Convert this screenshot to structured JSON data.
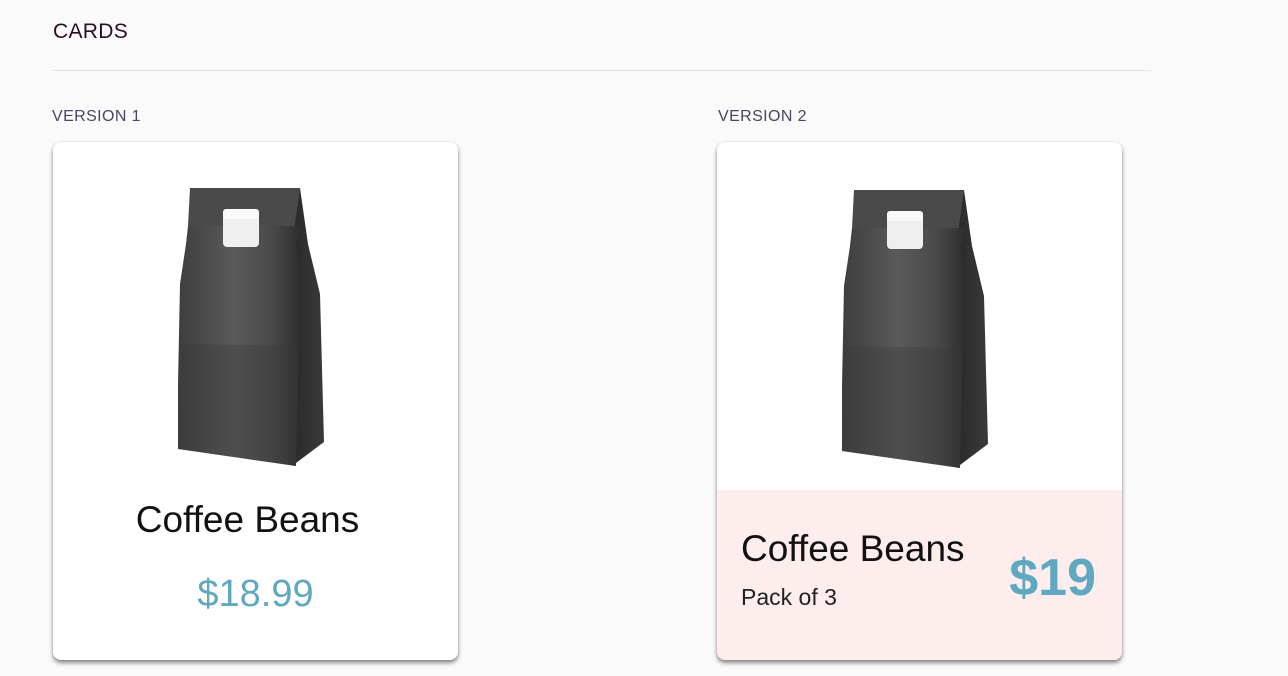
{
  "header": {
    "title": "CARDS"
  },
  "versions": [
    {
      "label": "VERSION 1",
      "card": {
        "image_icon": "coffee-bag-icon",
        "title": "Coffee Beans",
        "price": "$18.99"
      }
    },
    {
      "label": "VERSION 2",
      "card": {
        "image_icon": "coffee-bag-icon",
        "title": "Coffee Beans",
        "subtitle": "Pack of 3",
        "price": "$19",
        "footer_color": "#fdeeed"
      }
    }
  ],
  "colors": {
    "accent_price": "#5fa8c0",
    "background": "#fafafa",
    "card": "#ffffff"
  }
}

──────

Skip the pictures and print each record exactly as it stands.

Convert this screenshot to structured JSON data.
{
  "header": {
    "title": "CARDS"
  },
  "versions": [
    {
      "label": "VERSION 1",
      "card": {
        "image_icon": "coffee-bag-icon",
        "title": "Coffee Beans",
        "price": "$18.99"
      }
    },
    {
      "label": "VERSION 2",
      "card": {
        "image_icon": "coffee-bag-icon",
        "title": "Coffee Beans",
        "subtitle": "Pack of 3",
        "price": "$19",
        "footer_color": "#fdeeed"
      }
    }
  ],
  "colors": {
    "accent_price": "#5fa8c0",
    "background": "#fafafa",
    "card": "#ffffff"
  }
}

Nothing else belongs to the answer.